[WRITTEN PROBLEM] Copy out every line in the entries below that includes "negative".
--------
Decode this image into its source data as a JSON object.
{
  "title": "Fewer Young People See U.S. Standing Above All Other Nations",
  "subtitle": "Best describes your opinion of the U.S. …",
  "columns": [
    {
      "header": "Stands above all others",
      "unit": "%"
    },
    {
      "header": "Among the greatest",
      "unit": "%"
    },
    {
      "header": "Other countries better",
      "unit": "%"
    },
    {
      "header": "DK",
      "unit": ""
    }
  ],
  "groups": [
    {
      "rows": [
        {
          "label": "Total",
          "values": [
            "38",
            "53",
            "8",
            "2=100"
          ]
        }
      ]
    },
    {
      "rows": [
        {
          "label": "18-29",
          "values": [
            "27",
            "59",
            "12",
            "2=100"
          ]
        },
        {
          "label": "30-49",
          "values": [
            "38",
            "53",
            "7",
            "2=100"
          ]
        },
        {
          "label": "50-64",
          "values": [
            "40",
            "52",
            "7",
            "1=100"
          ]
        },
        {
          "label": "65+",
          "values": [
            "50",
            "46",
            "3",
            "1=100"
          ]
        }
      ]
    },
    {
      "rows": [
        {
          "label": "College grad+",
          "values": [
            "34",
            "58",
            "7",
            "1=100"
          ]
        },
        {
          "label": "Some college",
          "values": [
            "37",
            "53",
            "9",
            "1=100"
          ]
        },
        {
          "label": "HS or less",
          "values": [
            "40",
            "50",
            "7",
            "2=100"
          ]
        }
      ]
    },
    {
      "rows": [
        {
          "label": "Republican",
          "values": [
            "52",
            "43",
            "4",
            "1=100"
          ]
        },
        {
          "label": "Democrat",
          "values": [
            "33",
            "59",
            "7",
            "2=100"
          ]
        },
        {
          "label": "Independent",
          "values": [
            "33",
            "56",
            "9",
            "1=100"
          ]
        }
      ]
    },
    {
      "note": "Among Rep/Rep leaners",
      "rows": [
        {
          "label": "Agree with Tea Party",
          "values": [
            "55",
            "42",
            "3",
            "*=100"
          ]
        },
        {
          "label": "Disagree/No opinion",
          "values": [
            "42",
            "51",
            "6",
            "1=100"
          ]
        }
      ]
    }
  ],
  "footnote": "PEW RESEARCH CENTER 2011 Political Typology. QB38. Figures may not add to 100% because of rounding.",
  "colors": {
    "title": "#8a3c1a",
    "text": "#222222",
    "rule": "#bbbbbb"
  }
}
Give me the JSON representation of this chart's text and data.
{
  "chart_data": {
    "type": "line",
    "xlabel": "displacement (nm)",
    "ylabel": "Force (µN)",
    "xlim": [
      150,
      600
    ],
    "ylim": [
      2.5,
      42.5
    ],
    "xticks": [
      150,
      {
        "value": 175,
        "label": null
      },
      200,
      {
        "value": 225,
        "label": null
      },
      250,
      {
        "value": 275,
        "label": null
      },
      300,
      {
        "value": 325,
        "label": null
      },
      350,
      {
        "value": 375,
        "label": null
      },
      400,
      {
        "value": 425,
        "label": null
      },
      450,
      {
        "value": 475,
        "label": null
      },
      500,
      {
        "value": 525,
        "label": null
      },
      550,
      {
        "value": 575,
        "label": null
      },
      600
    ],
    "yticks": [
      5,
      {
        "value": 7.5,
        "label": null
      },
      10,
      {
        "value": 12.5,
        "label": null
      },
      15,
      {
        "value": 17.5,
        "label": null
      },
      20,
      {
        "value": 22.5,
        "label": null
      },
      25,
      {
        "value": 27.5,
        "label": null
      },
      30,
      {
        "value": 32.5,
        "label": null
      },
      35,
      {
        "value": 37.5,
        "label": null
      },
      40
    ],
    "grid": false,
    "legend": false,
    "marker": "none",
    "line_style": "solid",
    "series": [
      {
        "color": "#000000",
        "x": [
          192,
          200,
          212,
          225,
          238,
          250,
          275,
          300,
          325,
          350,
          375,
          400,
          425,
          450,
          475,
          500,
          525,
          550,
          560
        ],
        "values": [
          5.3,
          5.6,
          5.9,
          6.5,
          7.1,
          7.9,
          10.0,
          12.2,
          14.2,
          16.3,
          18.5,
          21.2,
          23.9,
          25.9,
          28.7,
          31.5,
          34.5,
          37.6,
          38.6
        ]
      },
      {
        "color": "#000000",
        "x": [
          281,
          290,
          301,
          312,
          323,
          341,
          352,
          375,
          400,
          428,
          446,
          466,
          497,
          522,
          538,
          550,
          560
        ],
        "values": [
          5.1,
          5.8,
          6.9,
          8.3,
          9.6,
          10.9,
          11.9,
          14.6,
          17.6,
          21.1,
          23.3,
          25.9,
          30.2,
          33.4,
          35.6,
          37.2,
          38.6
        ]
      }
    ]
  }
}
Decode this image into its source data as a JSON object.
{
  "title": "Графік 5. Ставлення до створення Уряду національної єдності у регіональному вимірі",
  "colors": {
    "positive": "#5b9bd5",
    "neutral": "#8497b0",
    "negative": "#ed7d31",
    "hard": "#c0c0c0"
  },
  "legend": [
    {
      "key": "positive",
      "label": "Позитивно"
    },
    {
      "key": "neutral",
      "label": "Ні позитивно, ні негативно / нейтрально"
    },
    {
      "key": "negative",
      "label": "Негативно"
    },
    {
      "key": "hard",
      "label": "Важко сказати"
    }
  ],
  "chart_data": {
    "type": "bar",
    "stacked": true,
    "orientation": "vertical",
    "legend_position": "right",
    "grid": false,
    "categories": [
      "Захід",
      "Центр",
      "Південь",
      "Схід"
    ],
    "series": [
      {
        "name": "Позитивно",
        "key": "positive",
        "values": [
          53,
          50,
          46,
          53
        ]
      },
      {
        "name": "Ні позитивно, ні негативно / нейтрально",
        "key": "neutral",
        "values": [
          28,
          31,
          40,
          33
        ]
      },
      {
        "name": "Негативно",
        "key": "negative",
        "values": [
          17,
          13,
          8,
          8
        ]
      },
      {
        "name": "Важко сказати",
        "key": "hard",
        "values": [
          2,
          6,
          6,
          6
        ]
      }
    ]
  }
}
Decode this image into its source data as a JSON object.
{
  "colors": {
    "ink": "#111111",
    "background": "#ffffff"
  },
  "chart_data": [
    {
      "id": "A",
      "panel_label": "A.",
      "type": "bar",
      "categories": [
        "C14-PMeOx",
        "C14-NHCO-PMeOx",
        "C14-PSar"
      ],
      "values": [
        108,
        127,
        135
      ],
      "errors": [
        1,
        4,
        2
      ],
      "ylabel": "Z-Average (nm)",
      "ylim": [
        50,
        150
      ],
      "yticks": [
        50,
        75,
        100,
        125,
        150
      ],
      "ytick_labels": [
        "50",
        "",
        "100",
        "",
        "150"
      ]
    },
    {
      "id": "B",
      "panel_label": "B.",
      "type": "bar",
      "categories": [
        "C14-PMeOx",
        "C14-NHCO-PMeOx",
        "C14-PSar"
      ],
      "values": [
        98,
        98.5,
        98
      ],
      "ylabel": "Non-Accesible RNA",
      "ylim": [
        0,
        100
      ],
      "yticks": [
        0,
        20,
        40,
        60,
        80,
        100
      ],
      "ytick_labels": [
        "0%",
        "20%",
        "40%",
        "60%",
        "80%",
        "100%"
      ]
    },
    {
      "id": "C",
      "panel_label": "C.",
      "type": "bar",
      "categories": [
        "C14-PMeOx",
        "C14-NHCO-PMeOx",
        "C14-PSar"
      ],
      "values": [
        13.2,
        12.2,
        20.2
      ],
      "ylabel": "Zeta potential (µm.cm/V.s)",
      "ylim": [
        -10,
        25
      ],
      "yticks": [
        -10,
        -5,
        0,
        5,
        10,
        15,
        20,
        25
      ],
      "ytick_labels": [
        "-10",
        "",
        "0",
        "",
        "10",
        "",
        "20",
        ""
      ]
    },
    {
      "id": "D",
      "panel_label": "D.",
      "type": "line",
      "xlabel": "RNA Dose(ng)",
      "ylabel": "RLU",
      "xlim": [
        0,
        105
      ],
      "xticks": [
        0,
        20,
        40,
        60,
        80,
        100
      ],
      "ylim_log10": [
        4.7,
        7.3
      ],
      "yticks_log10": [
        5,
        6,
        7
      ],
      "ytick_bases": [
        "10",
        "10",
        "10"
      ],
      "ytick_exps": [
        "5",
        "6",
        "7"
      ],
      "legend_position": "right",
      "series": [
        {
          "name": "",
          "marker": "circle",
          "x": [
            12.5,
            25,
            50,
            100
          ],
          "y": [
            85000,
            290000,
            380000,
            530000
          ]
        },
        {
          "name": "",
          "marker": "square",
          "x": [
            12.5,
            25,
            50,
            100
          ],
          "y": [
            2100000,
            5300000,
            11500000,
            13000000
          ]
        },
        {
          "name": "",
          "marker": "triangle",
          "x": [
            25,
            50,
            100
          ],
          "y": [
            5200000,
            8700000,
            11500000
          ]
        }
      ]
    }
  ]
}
--------
[FINISHED EXERCISE]
    "negative": "#ed7d31",
      "key": "negative",
        "key": "negative",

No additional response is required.